Requirement a
Render every line of the listing that comes after the interview as a Markdown table with two columns, Row and Line, skipping blank lines.

Document text

KK: Legion comes from the word “legere” or to choose, for your project people can choose to “serve” by adding their image, why was it important to have an element of participation? Will the conscription of this legion ever end?
SS: The conscription will continue as long as viewers send images! The participatory nature of the website brings others into the visual conversation and examines current technological and social trends: rapid file exchange, personal image sharing, social networking. I see this project as a way of playing with “the archive” as an idea full of creative potential, as opposed to a brick and mortar repository housing dusty information. Thanks to technological innovation, the archive can be decentralized with nodes reaching from my website to others’ computers to every photo album buried in closet. We Are Legion, like Facebook or Flickr, encourages us to remove our personal images from one context (desktop image folder, family photo album) and to insert them into a typology that reveals something about the collective. Obviously, We Are Legion is more specific and blatantly aestheticized but the mechanism is similar.
KK: What is this legion fighting for, or what is their line of defense?

Data shown
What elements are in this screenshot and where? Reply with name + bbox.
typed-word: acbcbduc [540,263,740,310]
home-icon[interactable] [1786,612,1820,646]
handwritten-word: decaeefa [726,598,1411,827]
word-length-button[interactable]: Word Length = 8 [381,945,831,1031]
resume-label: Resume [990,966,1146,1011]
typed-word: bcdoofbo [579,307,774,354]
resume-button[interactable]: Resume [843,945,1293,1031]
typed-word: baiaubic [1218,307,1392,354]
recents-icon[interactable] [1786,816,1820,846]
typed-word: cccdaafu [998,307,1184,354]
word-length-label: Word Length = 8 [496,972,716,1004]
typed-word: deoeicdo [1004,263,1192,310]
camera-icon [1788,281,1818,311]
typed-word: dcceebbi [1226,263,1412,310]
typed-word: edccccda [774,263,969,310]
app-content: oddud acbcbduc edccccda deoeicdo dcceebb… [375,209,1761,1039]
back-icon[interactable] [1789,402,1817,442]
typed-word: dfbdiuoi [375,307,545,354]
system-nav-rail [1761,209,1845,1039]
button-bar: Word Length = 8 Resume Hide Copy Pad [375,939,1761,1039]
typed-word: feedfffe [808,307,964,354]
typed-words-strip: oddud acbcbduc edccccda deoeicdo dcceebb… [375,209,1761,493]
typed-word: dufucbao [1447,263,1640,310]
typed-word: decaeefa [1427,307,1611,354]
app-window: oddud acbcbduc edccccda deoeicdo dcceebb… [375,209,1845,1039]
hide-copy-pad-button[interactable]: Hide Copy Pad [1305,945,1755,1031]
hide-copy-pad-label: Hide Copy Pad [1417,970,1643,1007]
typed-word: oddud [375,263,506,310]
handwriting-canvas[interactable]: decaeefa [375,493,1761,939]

Requirement b
Write what comes next in the interview about the We Are Legion project, starting after its last question.

Written answer a
| Row | Line |
|---|---|
| 1 | What elements are in this screenshot and where? Reply with name + bbox. |
| 2 | typed-word: acbcbduc [540,263,740,310] |
| 3 | home-icon[interactable] [1786,612,1820,646] |
| 4 | handwritten-word: decaeefa [726,598,1411,827] |
| 5 | word-length-button[interactable]: Word Length = 8 [381,945,831,1031] |
| 6 | resume-label: Resume [990,966,1146,1011] |
| 7 | typed-word: bcdoofbo [579,307,774,354] |
| 8 | resume-button[interactable]: Resume [843,945,1293,1031] |
| 9 | typed-word: baiaubic [1218,307,1392,354] |
| 10 | recents-icon[interactable] [1786,816,1820,846] |
| 11 | typed-word: cccdaafu [998,307,1184,354] |
| 12 | word-length-label: Word Length = 8 [496,972,716,1004] |
| 13 | typed-word: deoeicdo [1004,263,1192,310] |
| 14 | camera-icon [1788,281,1818,311] |
| 15 | typed-word: dcceebbi [1226,263,1412,310] |
| 16 | typed-word: edccccda [774,263,969,310] |
| 17 | app-content: oddud acbcbduc edccccda deoeicdo dcceebb… [375,209,1761,1039] |
| 18 | back-icon[interactable] [1789,402,1817,442] |
| 19 | typed-word: dfbdiuoi [375,307,545,354] |
| 20 | system-nav-rail [1761,209,1845,1039] |
| 21 | button-bar: Word Length = 8 Resume Hide Copy Pad [375,939,1761,1039] |
| 22 | typed-word: feedfffe [808,307,964,354] |
| 23 | typed-words-strip: oddud acbcbduc edccccda deoeicdo dcceebb… [375,209,1761,493] |
| 24 | typed-word: dufucbao [1447,263,1640,310] |
| 25 | typed-word: decaeefa [1427,307,1611,354] |
| 26 | app-window: oddud acbcbduc edccccda deoeicdo dcceebb… [375,209,1845,1039] |
| 27 | hide-copy-pad-button[interactable]: Hide Copy Pad [1305,945,1755,1031] |
| 28 | hide-copy-pad-label: Hide Copy Pad [1417,970,1643,1007] |
| 29 | typed-word: oddud [375,263,506,310] |
| 30 | handwriting-canvas[interactable]: decaeefa [375,493,1761,939] |

Written answer b
SS: We Are Legion is meant to be both humorously nostalgic and potentially disturbing. It’s hilarious to see Darth Vader hanging out with Big Bird! Recognizing ourselves (literally if you’re a contributor) in this parade of costumed characters is evidence of our shared experiences, for better or worse. There is nothing inherently right or wrong about the costume choices but there are questions to be asked about the society which made the choices available. The legion isn’t really fighting for anything and maybe that’s the point.
About
Slappe is an artist and curator whose work has been exhibited nationally and internationally at the South Carolina State Museum; The Centre for Contemporary Art in Glasgow; The Sarai Media Lab in Delhi; Artists’ Television Access in San Francisco; and The Art Gym at Marylhurst University in Portland, OR. Slappe was the recipient of a Couture award from the New American Art Union in Portland for Shelter in Place, 2009.